# [Written request]
Print each of the entries exactly, leaving nothing out.

# [Records provided]
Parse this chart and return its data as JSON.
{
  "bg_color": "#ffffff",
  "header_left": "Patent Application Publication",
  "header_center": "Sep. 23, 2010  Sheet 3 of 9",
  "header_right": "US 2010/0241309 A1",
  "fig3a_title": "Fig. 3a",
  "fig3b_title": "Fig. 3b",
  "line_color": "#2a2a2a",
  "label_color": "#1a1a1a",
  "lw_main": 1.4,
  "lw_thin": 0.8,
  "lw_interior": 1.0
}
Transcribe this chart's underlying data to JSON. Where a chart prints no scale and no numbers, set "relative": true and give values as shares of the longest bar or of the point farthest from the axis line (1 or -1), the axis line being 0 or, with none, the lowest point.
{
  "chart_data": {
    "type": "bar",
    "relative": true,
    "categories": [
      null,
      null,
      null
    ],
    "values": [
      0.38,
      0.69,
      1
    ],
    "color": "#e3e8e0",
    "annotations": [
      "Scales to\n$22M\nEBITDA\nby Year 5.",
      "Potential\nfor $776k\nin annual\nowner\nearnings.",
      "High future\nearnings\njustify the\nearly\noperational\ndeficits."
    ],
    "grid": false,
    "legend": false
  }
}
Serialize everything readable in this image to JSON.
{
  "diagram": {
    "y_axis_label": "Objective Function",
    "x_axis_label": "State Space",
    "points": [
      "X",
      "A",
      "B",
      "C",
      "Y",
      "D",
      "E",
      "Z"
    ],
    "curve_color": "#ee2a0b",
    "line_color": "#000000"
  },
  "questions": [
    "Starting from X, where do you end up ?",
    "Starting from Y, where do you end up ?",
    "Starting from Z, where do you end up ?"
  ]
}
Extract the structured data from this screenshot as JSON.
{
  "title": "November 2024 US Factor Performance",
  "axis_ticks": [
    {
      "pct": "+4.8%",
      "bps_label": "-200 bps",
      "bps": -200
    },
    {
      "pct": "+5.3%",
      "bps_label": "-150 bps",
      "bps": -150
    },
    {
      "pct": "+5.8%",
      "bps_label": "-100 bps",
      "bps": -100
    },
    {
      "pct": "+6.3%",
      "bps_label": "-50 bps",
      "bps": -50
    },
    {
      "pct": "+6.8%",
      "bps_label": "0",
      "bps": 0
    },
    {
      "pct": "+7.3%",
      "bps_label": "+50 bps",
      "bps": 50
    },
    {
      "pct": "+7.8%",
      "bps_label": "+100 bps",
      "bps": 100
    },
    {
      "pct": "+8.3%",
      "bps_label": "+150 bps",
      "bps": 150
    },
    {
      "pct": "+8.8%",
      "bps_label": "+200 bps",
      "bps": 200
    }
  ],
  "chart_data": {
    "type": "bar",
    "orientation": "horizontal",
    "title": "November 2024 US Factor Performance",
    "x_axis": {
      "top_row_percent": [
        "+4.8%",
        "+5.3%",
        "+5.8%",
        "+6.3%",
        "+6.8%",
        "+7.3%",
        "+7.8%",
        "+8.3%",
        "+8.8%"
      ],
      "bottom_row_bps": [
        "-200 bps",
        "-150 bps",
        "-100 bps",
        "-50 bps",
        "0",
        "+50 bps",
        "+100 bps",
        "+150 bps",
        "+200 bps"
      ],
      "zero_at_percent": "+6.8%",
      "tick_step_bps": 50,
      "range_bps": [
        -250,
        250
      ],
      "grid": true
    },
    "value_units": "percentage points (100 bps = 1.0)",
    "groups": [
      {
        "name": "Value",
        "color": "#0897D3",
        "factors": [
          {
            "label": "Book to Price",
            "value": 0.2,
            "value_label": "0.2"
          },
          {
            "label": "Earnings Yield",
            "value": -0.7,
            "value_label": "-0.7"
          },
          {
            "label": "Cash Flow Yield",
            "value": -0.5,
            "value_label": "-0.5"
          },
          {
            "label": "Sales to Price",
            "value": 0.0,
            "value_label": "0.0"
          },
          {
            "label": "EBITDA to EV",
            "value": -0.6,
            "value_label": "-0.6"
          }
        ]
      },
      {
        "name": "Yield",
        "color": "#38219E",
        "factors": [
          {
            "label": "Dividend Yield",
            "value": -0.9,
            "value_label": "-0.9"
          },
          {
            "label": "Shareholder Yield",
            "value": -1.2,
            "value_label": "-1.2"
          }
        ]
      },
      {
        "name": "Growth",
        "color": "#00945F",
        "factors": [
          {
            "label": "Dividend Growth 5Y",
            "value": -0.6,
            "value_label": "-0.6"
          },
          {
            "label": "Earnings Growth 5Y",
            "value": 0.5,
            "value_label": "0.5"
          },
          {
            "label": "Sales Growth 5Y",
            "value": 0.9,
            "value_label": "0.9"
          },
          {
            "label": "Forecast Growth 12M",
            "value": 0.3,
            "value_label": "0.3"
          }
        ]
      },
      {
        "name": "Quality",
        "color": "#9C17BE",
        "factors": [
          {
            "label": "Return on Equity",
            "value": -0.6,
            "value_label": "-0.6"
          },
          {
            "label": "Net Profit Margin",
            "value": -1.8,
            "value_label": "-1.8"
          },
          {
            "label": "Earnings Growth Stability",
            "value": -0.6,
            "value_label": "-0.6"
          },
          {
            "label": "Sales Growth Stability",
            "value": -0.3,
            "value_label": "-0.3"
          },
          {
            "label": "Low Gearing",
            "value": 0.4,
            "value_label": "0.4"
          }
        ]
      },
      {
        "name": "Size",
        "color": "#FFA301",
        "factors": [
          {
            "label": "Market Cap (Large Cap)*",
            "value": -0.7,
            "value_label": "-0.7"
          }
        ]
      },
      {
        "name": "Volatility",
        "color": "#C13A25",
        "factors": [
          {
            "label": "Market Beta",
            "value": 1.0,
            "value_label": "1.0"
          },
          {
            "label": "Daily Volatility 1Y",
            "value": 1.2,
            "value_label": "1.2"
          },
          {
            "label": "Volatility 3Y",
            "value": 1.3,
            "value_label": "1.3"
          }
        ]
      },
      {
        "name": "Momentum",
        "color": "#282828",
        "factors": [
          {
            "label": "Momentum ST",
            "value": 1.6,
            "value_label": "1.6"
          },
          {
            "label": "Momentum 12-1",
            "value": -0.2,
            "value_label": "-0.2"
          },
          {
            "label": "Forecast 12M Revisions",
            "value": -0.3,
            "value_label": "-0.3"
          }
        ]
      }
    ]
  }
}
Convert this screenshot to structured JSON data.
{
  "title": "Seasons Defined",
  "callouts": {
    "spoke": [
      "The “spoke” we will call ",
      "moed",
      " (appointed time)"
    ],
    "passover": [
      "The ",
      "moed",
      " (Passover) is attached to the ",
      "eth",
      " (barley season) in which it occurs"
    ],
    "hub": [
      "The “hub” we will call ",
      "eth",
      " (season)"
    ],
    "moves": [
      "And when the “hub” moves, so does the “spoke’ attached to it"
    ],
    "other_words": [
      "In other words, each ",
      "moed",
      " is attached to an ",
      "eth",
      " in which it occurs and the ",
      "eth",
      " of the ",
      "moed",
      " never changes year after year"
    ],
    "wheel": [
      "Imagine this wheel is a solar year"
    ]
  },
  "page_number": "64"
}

# [Expected answer]
Parse this chart and return its data as JSON.
{
  "bg_color": "#ffffff",
  "header_left": "Patent Application Publication",
  "header_center": "Sep. 23, 2010  Sheet 3 of 9",
  "header_right": "US 2010/0241309 A1",
  "fig3a_title": "Fig. 3a",
  "fig3b_title": "Fig. 3b",
  "line_color": "#2a2a2a",
  "label_color": "#1a1a1a",
  "lw_main": 1.4,
  "lw_thin": 0.8,
  "lw_interior": 1.0
}
Transcribe this chart's underlying data to JSON. Where a chart prints no scale and no numbers, set "relative": true and give values as shares of the longest bar or of the point farthest from the axis line (1 or -1), the axis line being 0 or, with none, the lowest point.
{
  "chart_data": {
    "type": "bar",
    "relative": true,
    "categories": [
      null,
      null,
      null
    ],
    "values": [
      0.38,
      0.69,
      1
    ],
    "color": "#e3e8e0",
    "annotations": [
      "Scales to\n$22M\nEBITDA\nby Year 5.",
      "Potential\nfor $776k\nin annual\nowner\nearnings.",
      "High future\nearnings\njustify the\nearly\noperational\ndeficits."
    ],
    "grid": false,
    "legend": false
  }
}
Serialize everything readable in this image to JSON.
{
  "diagram": {
    "y_axis_label": "Objective Function",
    "x_axis_label": "State Space",
    "points": [
      "X",
      "A",
      "B",
      "C",
      "Y",
      "D",
      "E",
      "Z"
    ],
    "curve_color": "#ee2a0b",
    "line_color": "#000000"
  },
  "questions": [
    "Starting from X, where do you end up ?",
    "Starting from Y, where do you end up ?",
    "Starting from Z, where do you end up ?"
  ]
}
Extract the structured data from this screenshot as JSON.
{
  "title": "November 2024 US Factor Performance",
  "axis_ticks": [
    {
      "pct": "+4.8%",
      "bps_label": "-200 bps",
      "bps": -200
    },
    {
      "pct": "+5.3%",
      "bps_label": "-150 bps",
      "bps": -150
    },
    {
      "pct": "+5.8%",
      "bps_label": "-100 bps",
      "bps": -100
    },
    {
      "pct": "+6.3%",
      "bps_label": "-50 bps",
      "bps": -50
    },
    {
      "pct": "+6.8%",
      "bps_label": "0",
      "bps": 0
    },
    {
      "pct": "+7.3%",
      "bps_label": "+50 bps",
      "bps": 50
    },
    {
      "pct": "+7.8%",
      "bps_label": "+100 bps",
      "bps": 100
    },
    {
      "pct": "+8.3%",
      "bps_label": "+150 bps",
      "bps": 150
    },
    {
      "pct": "+8.8%",
      "bps_label": "+200 bps",
      "bps": 200
    }
  ],
  "chart_data": {
    "type": "bar",
    "orientation": "horizontal",
    "title": "November 2024 US Factor Performance",
    "x_axis": {
      "top_row_percent": [
        "+4.8%",
        "+5.3%",
        "+5.8%",
        "+6.3%",
        "+6.8%",
        "+7.3%",
        "+7.8%",
        "+8.3%",
        "+8.8%"
      ],
      "bottom_row_bps": [
        "-200 bps",
        "-150 bps",
        "-100 bps",
        "-50 bps",
        "0",
        "+50 bps",
        "+100 bps",
        "+150 bps",
        "+200 bps"
      ],
      "zero_at_percent": "+6.8%",
      "tick_step_bps": 50,
      "range_bps": [
        -250,
        250
      ],
      "grid": true
    },
    "value_units": "percentage points (100 bps = 1.0)",
    "groups": [
      {
        "name": "Value",
        "color": "#0897D3",
        "factors": [
          {
            "label": "Book to Price",
            "value": 0.2,
            "value_label": "0.2"
          },
          {
            "label": "Earnings Yield",
            "value": -0.7,
            "value_label": "-0.7"
          },
          {
            "label": "Cash Flow Yield",
            "value": -0.5,
            "value_label": "-0.5"
          },
          {
            "label": "Sales to Price",
            "value": 0.0,
            "value_label": "0.0"
          },
          {
            "label": "EBITDA to EV",
            "value": -0.6,
            "value_label": "-0.6"
          }
        ]
      },
      {
        "name": "Yield",
        "color": "#38219E",
        "factors": [
          {
            "label": "Dividend Yield",
            "value": -0.9,
            "value_label": "-0.9"
          },
          {
            "label": "Shareholder Yield",
            "value": -1.2,
            "value_label": "-1.2"
          }
        ]
      },
      {
        "name": "Growth",
        "color": "#00945F",
        "factors": [
          {
            "label": "Dividend Growth 5Y",
            "value": -0.6,
            "value_label": "-0.6"
          },
          {
            "label": "Earnings Growth 5Y",
            "value": 0.5,
            "value_label": "0.5"
          },
          {
            "label": "Sales Growth 5Y",
            "value": 0.9,
            "value_label": "0.9"
          },
          {
            "label": "Forecast Growth 12M",
            "value": 0.3,
            "value_label": "0.3"
          }
        ]
      },
      {
        "name": "Quality",
        "color": "#9C17BE",
        "factors": [
          {
            "label": "Return on Equity",
            "value": -0.6,
            "value_label": "-0.6"
          },
          {
            "label": "Net Profit Margin",
            "value": -1.8,
            "value_label": "-1.8"
          },
          {
            "label": "Earnings Growth Stability",
            "value": -0.6,
            "value_label": "-0.6"
          },
          {
            "label": "Sales Growth Stability",
            "value": -0.3,
            "value_label": "-0.3"
          },
          {
            "label": "Low Gearing",
            "value": 0.4,
            "value_label": "0.4"
          }
        ]
      },
      {
        "name": "Size",
        "color": "#FFA301",
        "factors": [
          {
            "label": "Market Cap (Large Cap)*",
            "value": -0.7,
            "value_label": "-0.7"
          }
        ]
      },
      {
        "name": "Volatility",
        "color": "#C13A25",
        "factors": [
          {
            "label": "Market Beta",
            "value": 1.0,
            "value_label": "1.0"
          },
          {
            "label": "Daily Volatility 1Y",
            "value": 1.2,
            "value_label": "1.2"
          },
          {
            "label": "Volatility 3Y",
            "value": 1.3,
            "value_label": "1.3"
          }
        ]
      },
      {
        "name": "Momentum",
        "color": "#282828",
        "factors": [
          {
            "label": "Momentum ST",
            "value": 1.6,
            "value_label": "1.6"
          },
          {
            "label": "Momentum 12-1",
            "value": -0.2,
            "value_label": "-0.2"
          },
          {
            "label": "Forecast 12M Revisions",
            "value": -0.3,
            "value_label": "-0.3"
          }
        ]
      }
    ]
  }
}
Convert this screenshot to structured JSON data.
{
  "title": "Seasons Defined",
  "callouts": {
    "spoke": [
      "The “spoke” we will call ",
      "moed",
      " (appointed time)"
    ],
    "passover": [
      "The ",
      "moed",
      " (Passover) is attached to the ",
      "eth",
      " (barley season) in which it occurs"
    ],
    "hub": [
      "The “hub” we will call ",
      "eth",
      " (season)"
    ],
    "moves": [
      "And when the “hub” moves, so does the “spoke’ attached to it"
    ],
    "other_words": [
      "In other words, each ",
      "moed",
      " is attached to an ",
      "eth",
      " in which it occurs and the ",
      "eth",
      " of the ",
      "moed",
      " never changes year after year"
    ],
    "wheel": [
      "Imagine this wheel is a solar year"
    ]
  },
  "page_number": "64"
}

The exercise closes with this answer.